• GIVEN EXERCISE 1
Translate this sentence from the review into French: "I had never been with anyone before Charlie."

— START OF EXCERPT —

Next thing you know, she and Cliff are having sex on a plaid blanket in a deserted polo field.
I have nothing against sex in a deserted polo field, especially on a plaid blanket, but the scene seems abrupt, since there is very little motive for the affair. She does tell us in a roundabout way that her naïveté and a need for adventure might be a motive for the affair. “Charlie and I started dating my freshman year in college; we got married after he graduated. I got pregnant right away with the twins and did not graduate. I had never been with anyone before Charlie. I had never slept with another man until Cliff.” But sex with Charlie doesn’t seem so bad either, since she continues to have sex with him for a while and with Cliff. She does worry a bit about getting pregnant, “whose baby would it be anyway?” But she writes that she “took precautions.” Other than possibly becoming pregnant, she doesn’t seem to give much thought to how her affair might affect her marriage or her children. In this story, like a lot of stories, one spouse cheats on the other and the other finds a lover, too, which is intended to even things out. In “Redux”, the narrator says Charlie is carrying on with Sally, a rich widow in her late forties who had been sleeping with Cliff. But the narrator never confronts Charlie and it’s possible that the affair exists only in the narrator’s mind after Cliff put it there. Duplicitous, Cliff is “reckless” and an “operator”; he not only had an affair with Sally but broke it off and owes her money.

— END OF EXCERPT —
— START OF DATA SUPPLIED —

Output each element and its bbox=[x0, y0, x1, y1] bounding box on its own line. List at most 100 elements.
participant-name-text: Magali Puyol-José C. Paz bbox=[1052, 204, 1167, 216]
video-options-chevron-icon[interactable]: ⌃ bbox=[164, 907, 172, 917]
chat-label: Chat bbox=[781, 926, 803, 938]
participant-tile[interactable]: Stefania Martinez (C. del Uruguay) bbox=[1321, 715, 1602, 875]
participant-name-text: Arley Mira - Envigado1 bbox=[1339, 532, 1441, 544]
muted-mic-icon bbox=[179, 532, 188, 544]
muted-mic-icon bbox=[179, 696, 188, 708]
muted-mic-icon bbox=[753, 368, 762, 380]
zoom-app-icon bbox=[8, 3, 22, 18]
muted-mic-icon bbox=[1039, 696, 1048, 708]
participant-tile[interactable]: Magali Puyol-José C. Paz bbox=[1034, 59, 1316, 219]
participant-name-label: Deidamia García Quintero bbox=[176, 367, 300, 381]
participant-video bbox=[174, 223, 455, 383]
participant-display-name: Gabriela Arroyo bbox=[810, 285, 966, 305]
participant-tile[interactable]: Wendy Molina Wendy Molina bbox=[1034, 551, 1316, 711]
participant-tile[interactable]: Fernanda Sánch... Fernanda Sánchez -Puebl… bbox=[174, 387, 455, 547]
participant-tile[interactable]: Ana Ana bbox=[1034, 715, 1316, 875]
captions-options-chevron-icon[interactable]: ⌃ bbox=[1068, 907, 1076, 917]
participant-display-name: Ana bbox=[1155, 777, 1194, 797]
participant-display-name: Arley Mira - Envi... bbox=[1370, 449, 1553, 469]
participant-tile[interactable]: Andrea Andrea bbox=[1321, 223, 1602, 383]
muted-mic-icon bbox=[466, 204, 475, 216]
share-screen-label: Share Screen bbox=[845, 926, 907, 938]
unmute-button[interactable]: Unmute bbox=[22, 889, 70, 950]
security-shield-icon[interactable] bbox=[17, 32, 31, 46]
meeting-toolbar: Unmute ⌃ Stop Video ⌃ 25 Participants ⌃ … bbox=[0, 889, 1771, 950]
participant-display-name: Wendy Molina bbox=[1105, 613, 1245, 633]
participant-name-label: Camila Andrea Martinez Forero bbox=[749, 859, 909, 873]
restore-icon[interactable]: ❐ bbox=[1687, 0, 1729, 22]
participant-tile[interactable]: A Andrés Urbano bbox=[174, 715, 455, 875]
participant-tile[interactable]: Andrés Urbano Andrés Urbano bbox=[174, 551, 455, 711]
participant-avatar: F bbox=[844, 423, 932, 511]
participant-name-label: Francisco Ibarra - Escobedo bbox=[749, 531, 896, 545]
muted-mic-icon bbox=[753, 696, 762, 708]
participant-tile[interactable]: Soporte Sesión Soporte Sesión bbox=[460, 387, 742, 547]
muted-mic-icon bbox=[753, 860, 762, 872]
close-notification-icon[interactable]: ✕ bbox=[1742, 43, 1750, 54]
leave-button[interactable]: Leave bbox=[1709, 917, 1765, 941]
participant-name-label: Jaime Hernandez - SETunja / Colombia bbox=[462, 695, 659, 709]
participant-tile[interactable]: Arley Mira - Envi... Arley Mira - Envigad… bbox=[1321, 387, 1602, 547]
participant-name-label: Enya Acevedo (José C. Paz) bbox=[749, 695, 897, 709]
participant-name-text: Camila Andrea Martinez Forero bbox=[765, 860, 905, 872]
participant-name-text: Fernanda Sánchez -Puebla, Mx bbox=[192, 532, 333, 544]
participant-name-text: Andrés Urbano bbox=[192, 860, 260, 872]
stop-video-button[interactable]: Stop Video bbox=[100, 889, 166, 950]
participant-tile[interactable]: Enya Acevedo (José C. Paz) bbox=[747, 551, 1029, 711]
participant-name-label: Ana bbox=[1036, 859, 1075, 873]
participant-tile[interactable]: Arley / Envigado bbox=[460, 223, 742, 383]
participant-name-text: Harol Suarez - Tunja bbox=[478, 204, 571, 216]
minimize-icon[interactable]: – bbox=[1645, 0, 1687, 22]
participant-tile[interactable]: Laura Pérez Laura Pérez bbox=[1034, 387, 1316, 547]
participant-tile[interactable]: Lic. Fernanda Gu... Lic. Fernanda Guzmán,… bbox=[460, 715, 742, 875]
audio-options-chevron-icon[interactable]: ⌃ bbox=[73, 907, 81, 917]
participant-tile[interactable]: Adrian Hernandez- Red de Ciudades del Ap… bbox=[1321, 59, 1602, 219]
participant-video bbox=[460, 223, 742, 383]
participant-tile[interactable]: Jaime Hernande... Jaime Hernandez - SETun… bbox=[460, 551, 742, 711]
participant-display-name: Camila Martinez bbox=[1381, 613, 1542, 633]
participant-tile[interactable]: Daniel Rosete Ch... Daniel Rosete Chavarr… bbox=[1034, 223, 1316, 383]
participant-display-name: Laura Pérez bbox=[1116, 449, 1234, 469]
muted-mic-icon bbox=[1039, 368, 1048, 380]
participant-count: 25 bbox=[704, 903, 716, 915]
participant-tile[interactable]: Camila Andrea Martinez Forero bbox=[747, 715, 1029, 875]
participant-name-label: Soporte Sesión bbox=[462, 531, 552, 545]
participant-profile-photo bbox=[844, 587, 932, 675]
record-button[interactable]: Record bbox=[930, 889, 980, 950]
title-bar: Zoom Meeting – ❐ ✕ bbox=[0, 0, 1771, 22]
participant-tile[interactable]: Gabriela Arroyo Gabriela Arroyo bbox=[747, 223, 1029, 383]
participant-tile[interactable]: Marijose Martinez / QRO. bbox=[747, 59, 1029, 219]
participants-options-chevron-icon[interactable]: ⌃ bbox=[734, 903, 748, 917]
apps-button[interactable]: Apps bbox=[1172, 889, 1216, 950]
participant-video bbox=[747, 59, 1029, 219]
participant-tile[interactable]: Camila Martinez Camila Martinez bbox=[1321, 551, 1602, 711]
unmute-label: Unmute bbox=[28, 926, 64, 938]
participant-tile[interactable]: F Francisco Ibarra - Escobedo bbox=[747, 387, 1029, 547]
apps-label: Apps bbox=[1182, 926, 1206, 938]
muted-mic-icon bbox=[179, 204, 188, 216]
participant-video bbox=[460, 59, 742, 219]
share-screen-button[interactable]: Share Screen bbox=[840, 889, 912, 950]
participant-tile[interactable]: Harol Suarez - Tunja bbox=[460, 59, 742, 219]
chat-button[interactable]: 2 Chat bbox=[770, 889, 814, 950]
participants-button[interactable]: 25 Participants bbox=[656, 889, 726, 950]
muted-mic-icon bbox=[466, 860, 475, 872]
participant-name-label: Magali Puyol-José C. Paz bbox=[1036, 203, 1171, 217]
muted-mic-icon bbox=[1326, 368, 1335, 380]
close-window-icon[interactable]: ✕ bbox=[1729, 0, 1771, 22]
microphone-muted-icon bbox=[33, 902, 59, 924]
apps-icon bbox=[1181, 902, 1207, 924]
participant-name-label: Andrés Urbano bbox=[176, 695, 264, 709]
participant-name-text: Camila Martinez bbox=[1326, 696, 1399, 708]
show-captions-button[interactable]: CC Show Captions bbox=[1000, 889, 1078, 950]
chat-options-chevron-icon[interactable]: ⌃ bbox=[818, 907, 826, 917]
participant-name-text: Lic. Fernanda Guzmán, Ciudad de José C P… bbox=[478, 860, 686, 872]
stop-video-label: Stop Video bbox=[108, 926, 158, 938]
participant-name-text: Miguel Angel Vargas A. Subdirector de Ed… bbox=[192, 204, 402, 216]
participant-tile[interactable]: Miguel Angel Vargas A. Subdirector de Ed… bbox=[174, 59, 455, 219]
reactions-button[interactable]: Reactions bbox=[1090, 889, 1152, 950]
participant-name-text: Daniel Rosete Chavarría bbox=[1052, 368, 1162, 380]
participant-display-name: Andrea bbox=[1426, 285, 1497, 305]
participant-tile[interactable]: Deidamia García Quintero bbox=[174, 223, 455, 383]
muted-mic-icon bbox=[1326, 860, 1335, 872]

— END OF DATA SUPPLIED —

• GIVEN EXERCISE 2
Take the rows from the first line up to and including the line with "meeting-toolbar: Unmute ⌃", swap "muted-mic-icon" for "silenced-mic-icon", and write those lines out again with nothing else changed.

• FULL RESPONSE 1
Je n'avais jamais été avec personne avant Charlie.

• FULL RESPONSE 2
Output each element and its bbox=[x0, y0, x1, y1] bounding box on its own line. List at most 100 elements.
participant-name-text: Magali Puyol-José C. Paz bbox=[1052, 204, 1167, 216]
video-options-chevron-icon[interactable]: ⌃ bbox=[164, 907, 172, 917]
chat-label: Chat bbox=[781, 926, 803, 938]
participant-tile[interactable]: Stefania Martinez (C. del Uruguay) bbox=[1321, 715, 1602, 875]
participant-name-text: Arley Mira - Envigado1 bbox=[1339, 532, 1441, 544]
silenced-mic-icon bbox=[179, 532, 188, 544]
silenced-mic-icon bbox=[179, 696, 188, 708]
silenced-mic-icon bbox=[753, 368, 762, 380]
zoom-app-icon bbox=[8, 3, 22, 18]
silenced-mic-icon bbox=[1039, 696, 1048, 708]
participant-tile[interactable]: Magali Puyol-José C. Paz bbox=[1034, 59, 1316, 219]
participant-name-label: Deidamia García Quintero bbox=[176, 367, 300, 381]
participant-video bbox=[174, 223, 455, 383]
participant-display-name: Gabriela Arroyo bbox=[810, 285, 966, 305]
participant-tile[interactable]: Wendy Molina Wendy Molina bbox=[1034, 551, 1316, 711]
participant-tile[interactable]: Fernanda Sánch... Fernanda Sánchez -Puebl… bbox=[174, 387, 455, 547]
participant-tile[interactable]: Ana Ana bbox=[1034, 715, 1316, 875]
captions-options-chevron-icon[interactable]: ⌃ bbox=[1068, 907, 1076, 917]
participant-display-name: Ana bbox=[1155, 777, 1194, 797]
participant-display-name: Arley Mira - Envi... bbox=[1370, 449, 1553, 469]
participant-tile[interactable]: Andrea Andrea bbox=[1321, 223, 1602, 383]
silenced-mic-icon bbox=[466, 204, 475, 216]
share-screen-label: Share Screen bbox=[845, 926, 907, 938]
unmute-button[interactable]: Unmute bbox=[22, 889, 70, 950]
security-shield-icon[interactable] bbox=[17, 32, 31, 46]
meeting-toolbar: Unmute ⌃ Stop Video ⌃ 25 Participants ⌃ … bbox=[0, 889, 1771, 950]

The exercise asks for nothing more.